▸ **Directions for this task**: Could you transcribe the material below exactly, without leaving out a single line?

(Data extracted from a collection)
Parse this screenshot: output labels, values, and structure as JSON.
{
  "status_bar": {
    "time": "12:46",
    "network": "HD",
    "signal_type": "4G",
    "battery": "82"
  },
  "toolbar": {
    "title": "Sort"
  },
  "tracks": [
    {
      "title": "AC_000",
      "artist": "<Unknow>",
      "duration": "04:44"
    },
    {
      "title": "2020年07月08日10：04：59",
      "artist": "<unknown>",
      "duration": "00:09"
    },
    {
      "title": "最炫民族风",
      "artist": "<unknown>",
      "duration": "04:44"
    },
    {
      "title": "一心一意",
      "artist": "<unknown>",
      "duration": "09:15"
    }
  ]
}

▸ **Answer to this task**:
Parse this screenshot: output labels, values, and structure as JSON.
{
  "status_bar": {
    "time": "12:46",
    "network": "HD",
    "signal_type": "4G",
    "battery": "82"
  },
  "toolbar": {
    "title": "Sort"
  },
  "tracks": [
    {
      "title": "AC_000",
      "artist": "<Unknow>",
      "duration": "04:44"
    },
    {
      "title": "2020年07月08日10：04：59",
      "artist": "<unknown>",
      "duration": "00:09"
    },
    {
      "title": "最炫民族风",
      "artist": "<unknown>",
      "duration": "04:44"
    },
    {
      "title": "一心一意",
      "artist": "<unknown>",
      "duration": "09:15"
    }
  ]
}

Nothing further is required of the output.